▶ _TASK INSTRUCTIONS_
Reproduce unchanged the lines of the items from the one containing "itemize the components" through the one containing "undershirt and logo — [358, 200, 476, 375]", including both of those lines and nothing else.

▶ _GIVEN ENTRIES_
>> Start
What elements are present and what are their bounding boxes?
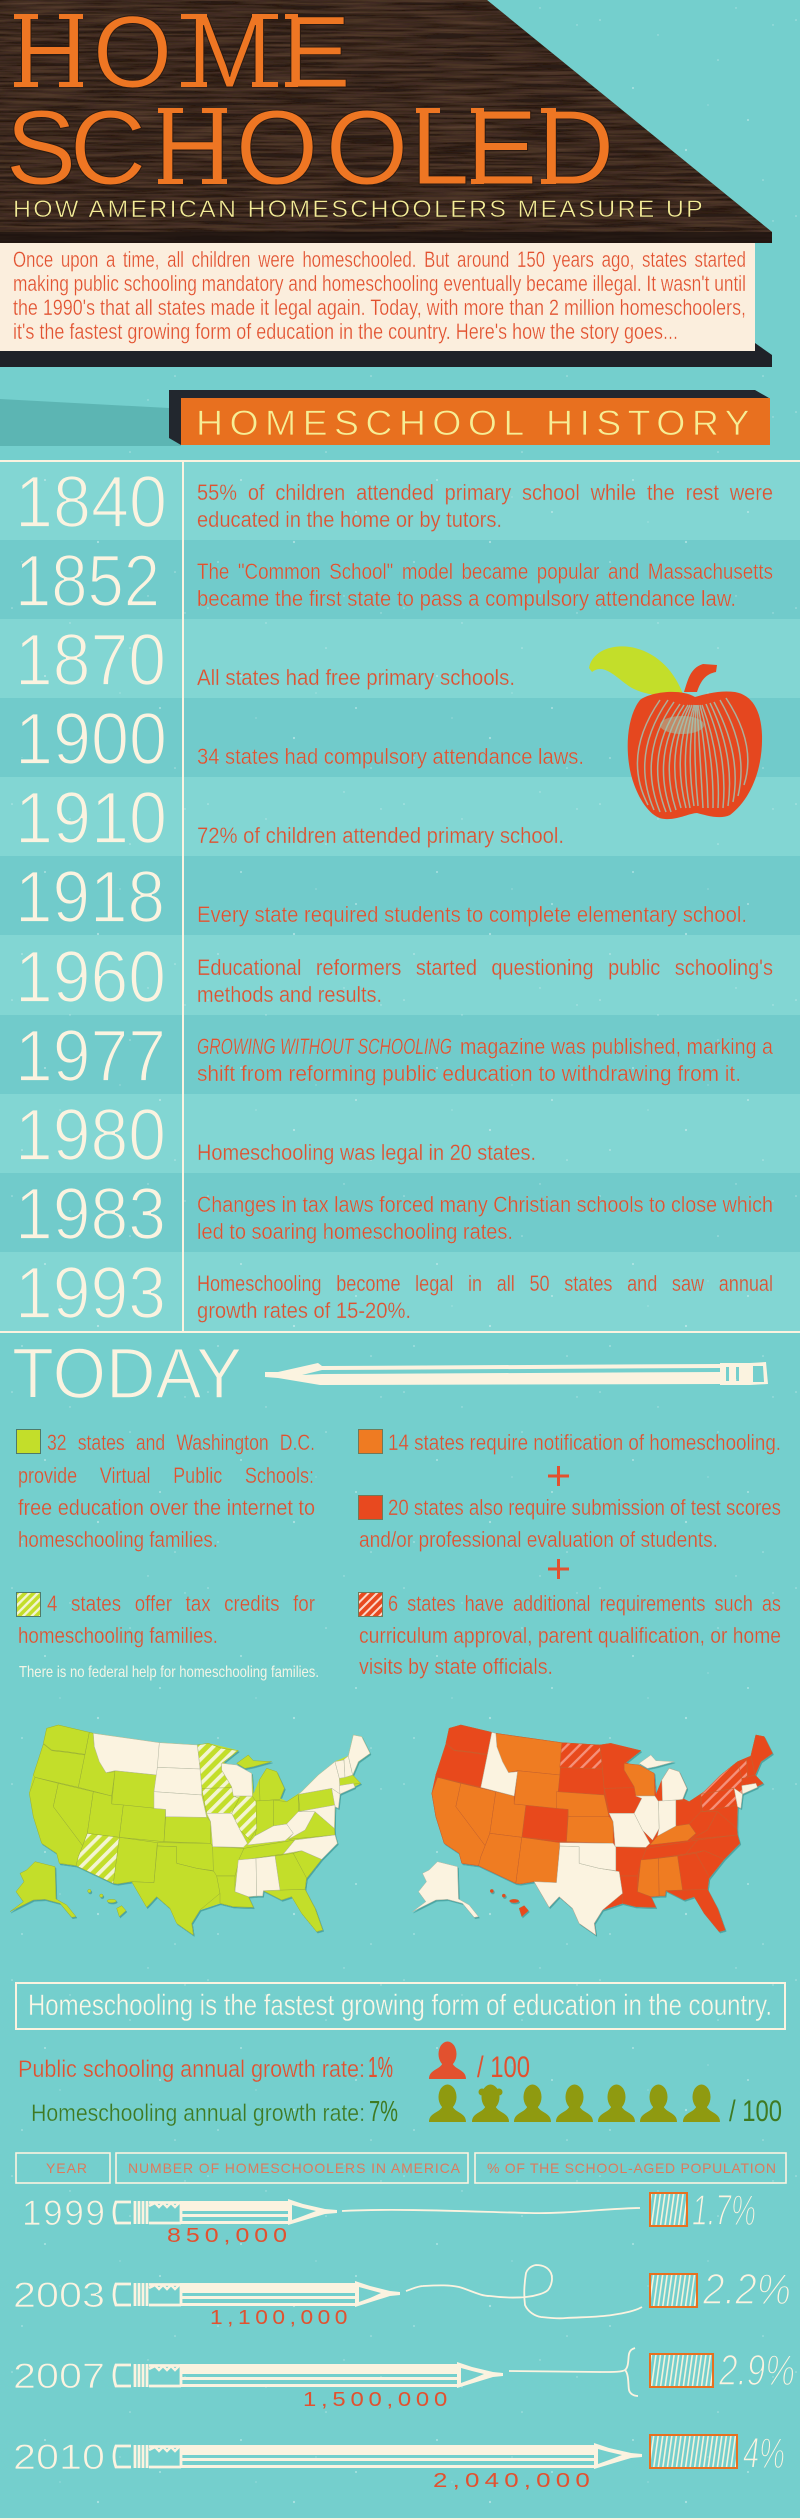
>> End
>> Start
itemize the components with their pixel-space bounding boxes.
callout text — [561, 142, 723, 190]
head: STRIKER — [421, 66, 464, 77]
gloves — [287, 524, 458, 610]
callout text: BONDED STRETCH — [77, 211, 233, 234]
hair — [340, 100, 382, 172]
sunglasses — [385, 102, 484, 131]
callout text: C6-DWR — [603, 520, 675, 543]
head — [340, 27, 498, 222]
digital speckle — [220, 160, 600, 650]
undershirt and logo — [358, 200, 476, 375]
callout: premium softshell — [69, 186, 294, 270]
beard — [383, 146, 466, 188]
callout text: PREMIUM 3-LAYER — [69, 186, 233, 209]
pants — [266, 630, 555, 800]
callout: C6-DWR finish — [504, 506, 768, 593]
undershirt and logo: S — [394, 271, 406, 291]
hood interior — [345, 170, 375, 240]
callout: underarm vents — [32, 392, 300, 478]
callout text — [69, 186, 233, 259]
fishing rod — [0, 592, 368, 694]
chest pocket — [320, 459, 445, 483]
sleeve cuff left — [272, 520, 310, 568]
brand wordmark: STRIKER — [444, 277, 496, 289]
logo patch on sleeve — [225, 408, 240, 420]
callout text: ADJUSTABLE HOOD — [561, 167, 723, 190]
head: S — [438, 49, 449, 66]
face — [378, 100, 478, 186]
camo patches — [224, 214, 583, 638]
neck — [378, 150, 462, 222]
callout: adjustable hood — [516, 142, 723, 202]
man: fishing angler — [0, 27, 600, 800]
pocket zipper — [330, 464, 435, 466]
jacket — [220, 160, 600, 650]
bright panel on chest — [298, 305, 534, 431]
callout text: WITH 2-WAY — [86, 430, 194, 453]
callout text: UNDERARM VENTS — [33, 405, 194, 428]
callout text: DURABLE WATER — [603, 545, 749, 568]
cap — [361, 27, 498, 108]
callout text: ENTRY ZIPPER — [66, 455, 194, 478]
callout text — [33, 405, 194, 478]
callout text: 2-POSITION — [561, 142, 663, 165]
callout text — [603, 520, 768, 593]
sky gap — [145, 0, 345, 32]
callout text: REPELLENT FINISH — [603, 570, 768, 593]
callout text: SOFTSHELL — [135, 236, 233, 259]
>> End
>> Start
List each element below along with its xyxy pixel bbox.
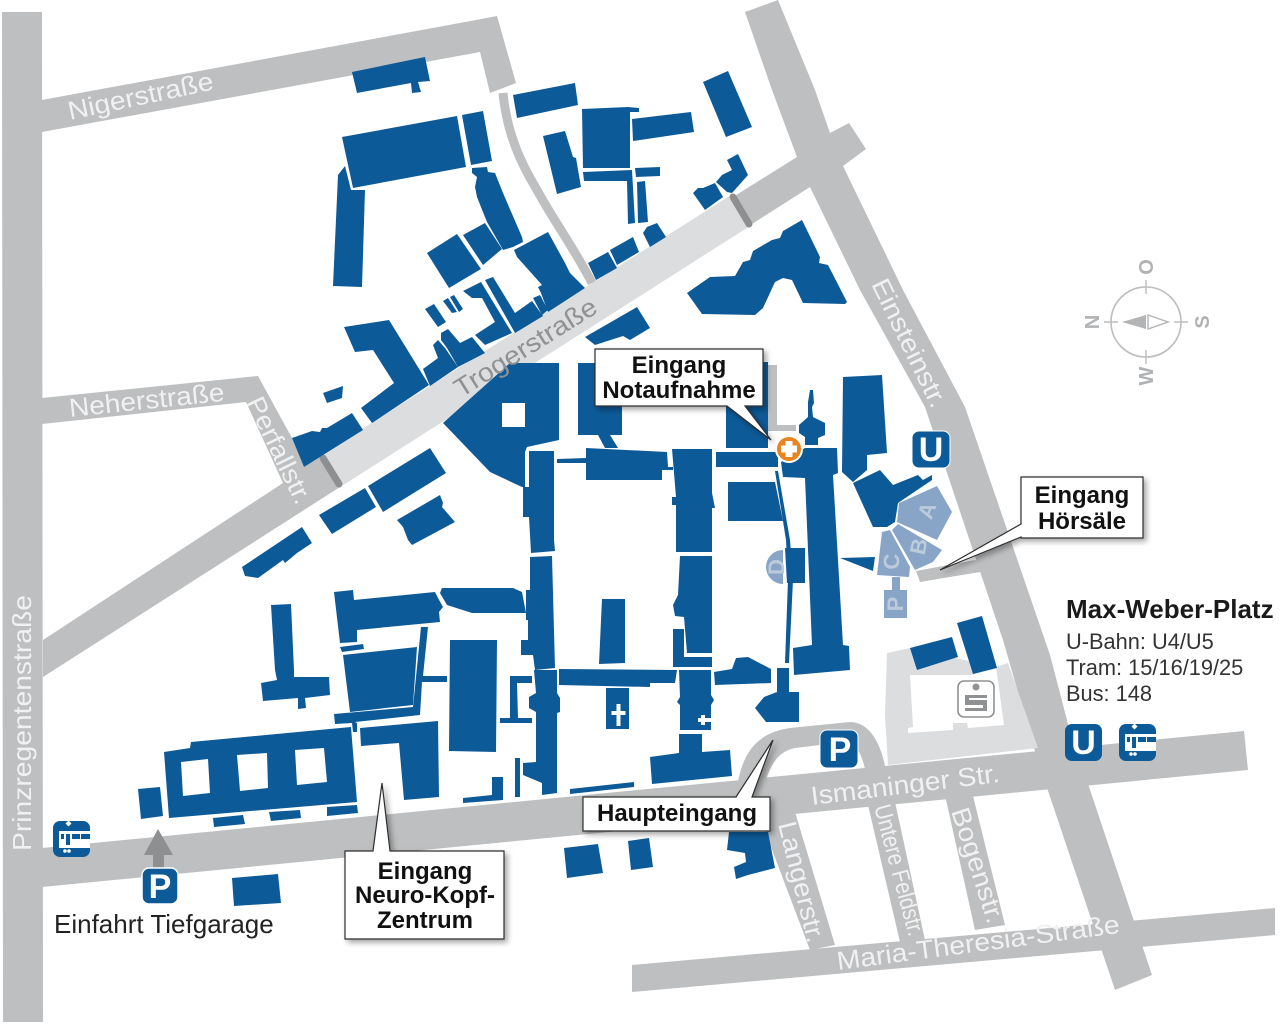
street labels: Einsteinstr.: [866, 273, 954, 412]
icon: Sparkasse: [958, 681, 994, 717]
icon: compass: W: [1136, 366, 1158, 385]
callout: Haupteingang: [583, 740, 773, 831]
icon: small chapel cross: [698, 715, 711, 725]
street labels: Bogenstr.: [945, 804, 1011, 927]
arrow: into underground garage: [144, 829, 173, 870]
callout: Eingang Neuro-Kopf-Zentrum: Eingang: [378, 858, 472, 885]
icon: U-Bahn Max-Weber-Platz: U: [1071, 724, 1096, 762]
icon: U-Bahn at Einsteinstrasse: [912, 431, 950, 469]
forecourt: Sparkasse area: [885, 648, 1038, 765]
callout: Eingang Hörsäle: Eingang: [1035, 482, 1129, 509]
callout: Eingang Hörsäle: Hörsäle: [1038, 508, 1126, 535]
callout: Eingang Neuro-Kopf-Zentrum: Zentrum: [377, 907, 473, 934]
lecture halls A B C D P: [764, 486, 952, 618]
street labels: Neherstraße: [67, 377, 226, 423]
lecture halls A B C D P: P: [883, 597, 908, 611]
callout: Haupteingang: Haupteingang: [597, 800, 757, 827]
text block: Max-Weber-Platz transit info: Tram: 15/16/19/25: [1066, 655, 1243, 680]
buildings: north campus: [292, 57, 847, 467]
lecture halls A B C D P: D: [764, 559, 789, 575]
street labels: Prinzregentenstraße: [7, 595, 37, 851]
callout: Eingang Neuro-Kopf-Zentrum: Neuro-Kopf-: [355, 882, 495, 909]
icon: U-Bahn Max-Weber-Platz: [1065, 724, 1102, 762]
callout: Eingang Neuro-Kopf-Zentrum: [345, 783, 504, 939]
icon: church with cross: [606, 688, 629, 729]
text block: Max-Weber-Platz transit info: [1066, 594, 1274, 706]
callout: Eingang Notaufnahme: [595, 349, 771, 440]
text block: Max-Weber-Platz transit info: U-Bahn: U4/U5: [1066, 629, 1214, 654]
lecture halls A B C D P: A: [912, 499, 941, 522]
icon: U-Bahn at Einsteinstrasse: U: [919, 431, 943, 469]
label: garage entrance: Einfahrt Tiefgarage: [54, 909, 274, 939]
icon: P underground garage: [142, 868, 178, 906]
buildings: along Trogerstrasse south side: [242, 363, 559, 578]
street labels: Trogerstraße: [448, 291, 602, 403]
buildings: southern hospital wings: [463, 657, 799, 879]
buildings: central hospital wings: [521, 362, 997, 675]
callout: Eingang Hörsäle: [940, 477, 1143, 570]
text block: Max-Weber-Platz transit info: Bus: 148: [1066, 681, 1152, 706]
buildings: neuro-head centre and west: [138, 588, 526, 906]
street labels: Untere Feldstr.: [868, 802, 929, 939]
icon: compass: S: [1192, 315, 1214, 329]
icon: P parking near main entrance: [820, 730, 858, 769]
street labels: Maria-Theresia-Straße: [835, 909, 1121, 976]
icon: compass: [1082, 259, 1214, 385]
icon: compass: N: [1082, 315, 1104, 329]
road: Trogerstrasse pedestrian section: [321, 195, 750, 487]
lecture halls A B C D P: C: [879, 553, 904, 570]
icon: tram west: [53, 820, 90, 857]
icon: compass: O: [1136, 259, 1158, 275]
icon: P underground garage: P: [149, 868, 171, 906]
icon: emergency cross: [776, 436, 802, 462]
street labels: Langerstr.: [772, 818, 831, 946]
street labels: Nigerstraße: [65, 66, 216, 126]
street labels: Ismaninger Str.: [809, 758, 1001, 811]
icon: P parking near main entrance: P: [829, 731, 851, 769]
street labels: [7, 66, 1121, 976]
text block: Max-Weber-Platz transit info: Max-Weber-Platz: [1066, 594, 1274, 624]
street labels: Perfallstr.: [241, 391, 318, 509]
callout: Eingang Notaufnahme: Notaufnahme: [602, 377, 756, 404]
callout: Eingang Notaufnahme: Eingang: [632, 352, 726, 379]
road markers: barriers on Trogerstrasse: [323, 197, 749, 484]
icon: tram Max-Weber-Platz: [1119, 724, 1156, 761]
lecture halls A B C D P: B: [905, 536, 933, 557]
>> End
▶ _OUTPUT OF THE EXERCISE_
itemize the components with their pixel-space bounding boxes.
callout text — [561, 142, 723, 190]
head: STRIKER — [421, 66, 464, 77]
gloves — [287, 524, 458, 610]
callout text: BONDED STRETCH — [77, 211, 233, 234]
hair — [340, 100, 382, 172]
sunglasses — [385, 102, 484, 131]
callout text: C6-DWR — [603, 520, 675, 543]
head — [340, 27, 498, 222]
digital speckle — [220, 160, 600, 650]
undershirt and logo — [358, 200, 476, 375]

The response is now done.